- **TASK PROMPT**: Give all the lines below again, exactly, with no pictures.

-- Start RECORDS FOR PROCESSING --

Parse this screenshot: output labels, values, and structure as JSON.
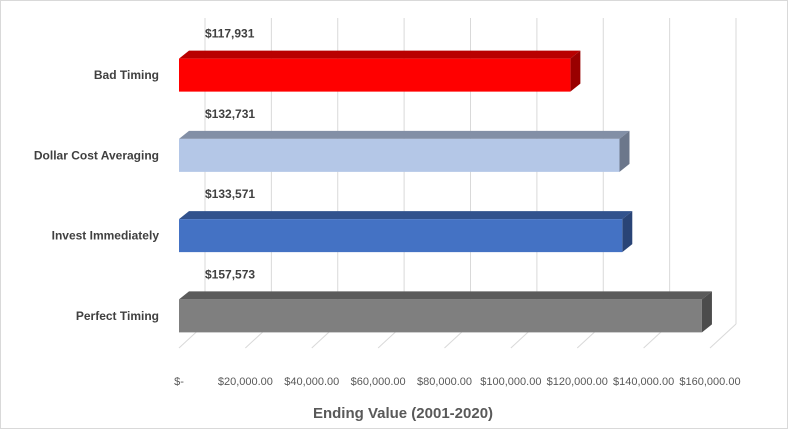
{
  "chart_data": {
    "type": "bar",
    "orientation": "horizontal",
    "style": "3d-clustered",
    "xlabel": "Ending Value (2001-2020)",
    "ylabel": "",
    "xlim": [
      0,
      160000
    ],
    "grid": true,
    "legend": "none",
    "categories": [
      "Bad Timing",
      "Dollar Cost Averaging",
      "Invest Immediately",
      "Perfect Timing"
    ],
    "values": [
      117931,
      132731,
      133571,
      157573
    ],
    "data_labels": [
      "$117,931",
      "$132,731",
      "$133,571",
      "$157,573"
    ],
    "colors": [
      "#ff0000",
      "#b4c7e7",
      "#4472c4",
      "#7f7f7f"
    ],
    "tick_values": [
      0,
      20000,
      40000,
      60000,
      80000,
      100000,
      120000,
      140000,
      160000
    ],
    "tick_labels": [
      "$-",
      "$20,000.00",
      "$40,000.00",
      "$60,000.00",
      "$80,000.00",
      "$100,000.00",
      "$120,000.00",
      "$140,000.00",
      "$160,000.00"
    ]
  }
}
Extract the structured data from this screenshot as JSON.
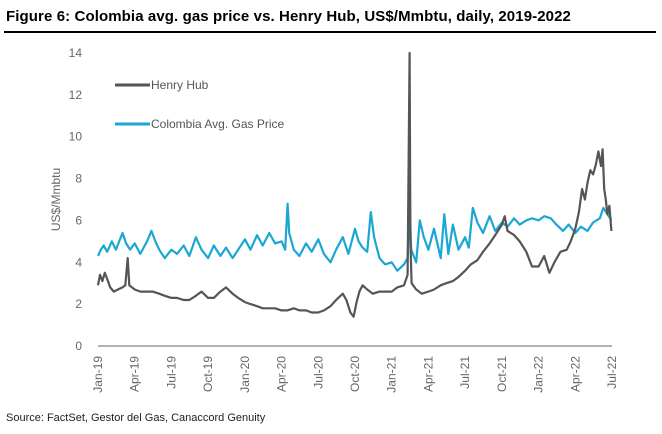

-- End RECORDS FOR PROCESSING --

- **EXERCISE RESPONSE**:
Parse this screenshot: output labels, values, and structure as JSON.
{
  "chart_data": {
    "type": "bar",
    "orientation": "horizontal",
    "style": "3d-clustered",
    "xlabel": "Ending Value (2001-2020)",
    "ylabel": "",
    "xlim": [
      0,
      160000
    ],
    "grid": true,
    "legend": "none",
    "categories": [
      "Bad Timing",
      "Dollar Cost Averaging",
      "Invest Immediately",
      "Perfect Timing"
    ],
    "values": [
      117931,
      132731,
      133571,
      157573
    ],
    "data_labels": [
      "$117,931",
      "$132,731",
      "$133,571",
      "$157,573"
    ],
    "colors": [
      "#ff0000",
      "#b4c7e7",
      "#4472c4",
      "#7f7f7f"
    ],
    "tick_values": [
      0,
      20000,
      40000,
      60000,
      80000,
      100000,
      120000,
      140000,
      160000
    ],
    "tick_labels": [
      "$-",
      "$20,000.00",
      "$40,000.00",
      "$60,000.00",
      "$80,000.00",
      "$100,000.00",
      "$120,000.00",
      "$140,000.00",
      "$160,000.00"
    ]
  }
}
Extract the structured data from this screenshot as JSON.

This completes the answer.